What is expected:
Filter the records below down to lines containing "Lord".

Collection entries
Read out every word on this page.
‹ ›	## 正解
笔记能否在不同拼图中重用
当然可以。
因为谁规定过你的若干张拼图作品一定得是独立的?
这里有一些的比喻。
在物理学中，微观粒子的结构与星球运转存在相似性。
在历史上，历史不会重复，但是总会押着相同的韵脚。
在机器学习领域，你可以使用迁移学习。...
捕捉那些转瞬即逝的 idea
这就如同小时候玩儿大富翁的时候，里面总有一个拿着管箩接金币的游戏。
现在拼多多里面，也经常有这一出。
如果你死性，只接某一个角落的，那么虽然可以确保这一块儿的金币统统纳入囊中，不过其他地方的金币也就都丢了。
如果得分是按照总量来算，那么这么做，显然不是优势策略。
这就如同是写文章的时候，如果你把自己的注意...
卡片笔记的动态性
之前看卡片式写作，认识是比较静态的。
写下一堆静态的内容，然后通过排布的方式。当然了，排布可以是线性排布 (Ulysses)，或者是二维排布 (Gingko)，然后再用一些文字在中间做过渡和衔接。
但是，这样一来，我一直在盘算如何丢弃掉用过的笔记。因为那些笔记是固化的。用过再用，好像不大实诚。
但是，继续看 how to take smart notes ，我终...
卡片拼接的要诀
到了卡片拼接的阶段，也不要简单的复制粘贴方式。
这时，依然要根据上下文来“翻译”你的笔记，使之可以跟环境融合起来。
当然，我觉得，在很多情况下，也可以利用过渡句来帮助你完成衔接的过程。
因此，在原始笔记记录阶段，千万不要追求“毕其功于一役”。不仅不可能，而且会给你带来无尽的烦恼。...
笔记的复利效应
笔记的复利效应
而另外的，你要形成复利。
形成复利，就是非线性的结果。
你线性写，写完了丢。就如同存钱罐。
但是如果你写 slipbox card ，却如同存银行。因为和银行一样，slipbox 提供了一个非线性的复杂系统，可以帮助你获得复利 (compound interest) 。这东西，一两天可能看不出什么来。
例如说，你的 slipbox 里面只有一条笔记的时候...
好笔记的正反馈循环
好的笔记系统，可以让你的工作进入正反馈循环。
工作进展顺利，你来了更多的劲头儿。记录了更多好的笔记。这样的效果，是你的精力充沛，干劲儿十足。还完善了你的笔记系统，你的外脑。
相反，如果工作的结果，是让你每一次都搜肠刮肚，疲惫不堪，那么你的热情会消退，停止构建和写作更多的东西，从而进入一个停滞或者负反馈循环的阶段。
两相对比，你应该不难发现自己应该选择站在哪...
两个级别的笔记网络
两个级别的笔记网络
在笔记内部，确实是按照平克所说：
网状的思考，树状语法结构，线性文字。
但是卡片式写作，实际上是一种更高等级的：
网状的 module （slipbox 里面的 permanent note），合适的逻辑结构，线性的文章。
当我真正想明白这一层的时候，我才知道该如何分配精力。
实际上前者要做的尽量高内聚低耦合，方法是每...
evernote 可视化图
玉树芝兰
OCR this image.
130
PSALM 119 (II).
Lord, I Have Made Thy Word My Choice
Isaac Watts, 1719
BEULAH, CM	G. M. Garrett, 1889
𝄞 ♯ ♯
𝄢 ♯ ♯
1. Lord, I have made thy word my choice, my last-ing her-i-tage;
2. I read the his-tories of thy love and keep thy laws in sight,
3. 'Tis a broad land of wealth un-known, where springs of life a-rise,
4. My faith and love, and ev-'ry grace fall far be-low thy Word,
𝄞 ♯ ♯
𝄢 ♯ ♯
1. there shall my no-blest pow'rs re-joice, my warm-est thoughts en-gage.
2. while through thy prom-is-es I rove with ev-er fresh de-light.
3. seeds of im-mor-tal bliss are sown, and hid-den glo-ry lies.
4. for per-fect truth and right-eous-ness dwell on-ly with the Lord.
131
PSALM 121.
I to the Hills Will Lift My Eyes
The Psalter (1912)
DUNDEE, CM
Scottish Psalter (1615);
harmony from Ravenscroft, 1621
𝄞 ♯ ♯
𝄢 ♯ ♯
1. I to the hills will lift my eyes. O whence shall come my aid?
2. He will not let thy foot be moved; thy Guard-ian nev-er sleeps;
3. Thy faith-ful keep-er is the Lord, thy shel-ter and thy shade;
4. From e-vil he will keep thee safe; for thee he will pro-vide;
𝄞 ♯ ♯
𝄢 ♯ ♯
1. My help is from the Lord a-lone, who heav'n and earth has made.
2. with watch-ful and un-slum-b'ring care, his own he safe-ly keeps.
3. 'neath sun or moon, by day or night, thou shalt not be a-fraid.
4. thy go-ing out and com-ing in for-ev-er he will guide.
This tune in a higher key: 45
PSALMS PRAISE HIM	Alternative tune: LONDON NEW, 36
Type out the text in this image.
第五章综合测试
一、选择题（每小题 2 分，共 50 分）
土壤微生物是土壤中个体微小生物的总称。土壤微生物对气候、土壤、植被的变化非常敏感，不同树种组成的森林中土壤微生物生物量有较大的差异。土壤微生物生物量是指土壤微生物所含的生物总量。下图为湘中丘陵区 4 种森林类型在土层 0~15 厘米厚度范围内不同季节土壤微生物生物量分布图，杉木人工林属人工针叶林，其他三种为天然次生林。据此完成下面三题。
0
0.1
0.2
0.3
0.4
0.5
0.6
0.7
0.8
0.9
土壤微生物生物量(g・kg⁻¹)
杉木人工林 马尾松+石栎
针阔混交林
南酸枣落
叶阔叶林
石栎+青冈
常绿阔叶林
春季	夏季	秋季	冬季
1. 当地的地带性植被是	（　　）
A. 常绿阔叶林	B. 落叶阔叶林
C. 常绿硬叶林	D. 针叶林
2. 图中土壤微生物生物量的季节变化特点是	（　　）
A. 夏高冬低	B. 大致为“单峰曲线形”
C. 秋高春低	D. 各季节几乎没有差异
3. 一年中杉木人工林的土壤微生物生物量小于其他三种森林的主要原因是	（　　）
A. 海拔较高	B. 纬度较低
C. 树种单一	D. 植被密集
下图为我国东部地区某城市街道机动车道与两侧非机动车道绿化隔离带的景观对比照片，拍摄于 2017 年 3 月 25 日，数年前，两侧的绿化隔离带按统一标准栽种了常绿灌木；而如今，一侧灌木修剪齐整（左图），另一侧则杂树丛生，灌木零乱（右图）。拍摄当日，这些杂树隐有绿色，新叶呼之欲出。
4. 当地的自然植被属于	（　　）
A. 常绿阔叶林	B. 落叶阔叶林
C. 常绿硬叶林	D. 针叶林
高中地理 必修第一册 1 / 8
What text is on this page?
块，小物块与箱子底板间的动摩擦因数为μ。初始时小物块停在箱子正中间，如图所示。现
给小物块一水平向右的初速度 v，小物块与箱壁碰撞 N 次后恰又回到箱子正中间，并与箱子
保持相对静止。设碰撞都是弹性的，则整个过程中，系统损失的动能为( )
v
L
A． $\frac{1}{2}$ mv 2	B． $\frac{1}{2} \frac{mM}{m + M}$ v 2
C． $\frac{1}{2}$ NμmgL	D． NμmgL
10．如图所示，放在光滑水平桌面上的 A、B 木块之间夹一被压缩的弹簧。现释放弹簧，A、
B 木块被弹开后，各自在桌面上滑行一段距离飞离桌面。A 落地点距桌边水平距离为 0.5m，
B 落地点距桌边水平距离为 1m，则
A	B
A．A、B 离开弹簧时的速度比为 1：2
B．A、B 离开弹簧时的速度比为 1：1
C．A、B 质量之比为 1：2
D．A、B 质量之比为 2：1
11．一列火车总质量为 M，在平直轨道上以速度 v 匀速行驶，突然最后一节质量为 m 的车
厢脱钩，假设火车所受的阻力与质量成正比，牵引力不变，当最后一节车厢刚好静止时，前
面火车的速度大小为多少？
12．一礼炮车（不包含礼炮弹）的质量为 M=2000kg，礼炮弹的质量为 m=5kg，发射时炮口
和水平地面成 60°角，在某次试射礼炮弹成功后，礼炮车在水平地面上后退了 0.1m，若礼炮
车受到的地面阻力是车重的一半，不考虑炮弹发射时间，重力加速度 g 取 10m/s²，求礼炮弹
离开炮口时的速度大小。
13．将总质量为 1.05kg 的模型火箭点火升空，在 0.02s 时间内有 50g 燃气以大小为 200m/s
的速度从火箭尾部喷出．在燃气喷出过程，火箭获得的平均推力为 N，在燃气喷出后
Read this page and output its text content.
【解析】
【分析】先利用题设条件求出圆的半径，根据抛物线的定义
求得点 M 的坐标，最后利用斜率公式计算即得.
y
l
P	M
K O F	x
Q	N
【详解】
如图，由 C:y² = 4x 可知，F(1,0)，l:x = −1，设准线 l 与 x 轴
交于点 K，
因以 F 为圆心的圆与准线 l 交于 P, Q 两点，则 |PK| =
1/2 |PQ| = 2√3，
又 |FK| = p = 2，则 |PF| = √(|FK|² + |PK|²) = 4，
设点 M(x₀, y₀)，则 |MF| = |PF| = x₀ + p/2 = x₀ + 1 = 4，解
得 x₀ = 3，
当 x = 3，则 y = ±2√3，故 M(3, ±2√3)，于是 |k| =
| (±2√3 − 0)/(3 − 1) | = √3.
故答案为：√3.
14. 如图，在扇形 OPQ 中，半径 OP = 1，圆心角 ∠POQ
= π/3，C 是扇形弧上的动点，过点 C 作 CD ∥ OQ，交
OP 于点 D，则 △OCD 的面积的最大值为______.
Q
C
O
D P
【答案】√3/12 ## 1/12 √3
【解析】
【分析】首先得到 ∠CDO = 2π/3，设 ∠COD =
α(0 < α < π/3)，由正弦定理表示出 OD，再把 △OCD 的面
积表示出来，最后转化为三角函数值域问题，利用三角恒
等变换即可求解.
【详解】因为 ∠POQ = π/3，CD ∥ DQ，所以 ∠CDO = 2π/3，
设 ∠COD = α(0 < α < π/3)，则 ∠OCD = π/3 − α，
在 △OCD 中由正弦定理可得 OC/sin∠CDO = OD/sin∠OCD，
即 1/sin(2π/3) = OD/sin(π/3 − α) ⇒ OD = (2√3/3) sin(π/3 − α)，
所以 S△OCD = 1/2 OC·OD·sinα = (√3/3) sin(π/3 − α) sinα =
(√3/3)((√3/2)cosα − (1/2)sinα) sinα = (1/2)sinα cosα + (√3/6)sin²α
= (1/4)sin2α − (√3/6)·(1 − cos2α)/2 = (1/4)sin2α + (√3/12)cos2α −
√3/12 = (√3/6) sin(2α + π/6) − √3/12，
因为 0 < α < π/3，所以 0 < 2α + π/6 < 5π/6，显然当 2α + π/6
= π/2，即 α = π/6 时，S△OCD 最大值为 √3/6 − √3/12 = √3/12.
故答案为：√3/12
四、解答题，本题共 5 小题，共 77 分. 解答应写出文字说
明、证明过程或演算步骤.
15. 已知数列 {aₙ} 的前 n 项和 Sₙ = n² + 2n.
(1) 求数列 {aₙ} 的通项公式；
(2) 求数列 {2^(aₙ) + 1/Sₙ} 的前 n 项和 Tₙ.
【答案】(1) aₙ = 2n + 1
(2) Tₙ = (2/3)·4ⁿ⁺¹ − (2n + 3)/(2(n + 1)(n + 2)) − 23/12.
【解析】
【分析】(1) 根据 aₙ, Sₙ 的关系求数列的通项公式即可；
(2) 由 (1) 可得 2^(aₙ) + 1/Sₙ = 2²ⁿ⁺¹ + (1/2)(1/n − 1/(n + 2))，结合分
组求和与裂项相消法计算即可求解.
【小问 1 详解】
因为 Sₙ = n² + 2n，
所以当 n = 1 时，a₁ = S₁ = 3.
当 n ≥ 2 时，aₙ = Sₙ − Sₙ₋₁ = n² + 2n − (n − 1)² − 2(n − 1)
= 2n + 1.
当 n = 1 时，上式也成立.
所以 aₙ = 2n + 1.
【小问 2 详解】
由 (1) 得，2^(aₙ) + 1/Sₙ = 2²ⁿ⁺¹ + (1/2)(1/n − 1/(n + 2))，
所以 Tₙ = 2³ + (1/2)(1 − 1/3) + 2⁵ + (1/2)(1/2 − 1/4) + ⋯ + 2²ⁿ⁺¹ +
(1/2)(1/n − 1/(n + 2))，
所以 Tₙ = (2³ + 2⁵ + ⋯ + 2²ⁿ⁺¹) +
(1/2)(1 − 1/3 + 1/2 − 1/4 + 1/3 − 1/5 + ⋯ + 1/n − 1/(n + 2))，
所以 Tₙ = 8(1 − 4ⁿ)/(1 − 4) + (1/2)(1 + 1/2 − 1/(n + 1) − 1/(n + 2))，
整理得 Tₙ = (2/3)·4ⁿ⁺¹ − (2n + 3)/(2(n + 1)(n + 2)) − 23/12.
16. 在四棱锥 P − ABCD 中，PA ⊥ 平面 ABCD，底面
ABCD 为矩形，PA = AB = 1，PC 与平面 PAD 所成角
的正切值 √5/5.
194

Completed exercise:
Lord, I Have Made Thy Word My Choice
1. Lord, I have made thy word my choice, my last-ing her-i-tage;
4. for per-fect truth and right-eous-ness dwell on-ly with the Lord.
3. Thy faith-ful keep-er is the Lord, thy shel-ter and thy shade;
1. My help is from the Lord a-lone, who heav'n and earth has made.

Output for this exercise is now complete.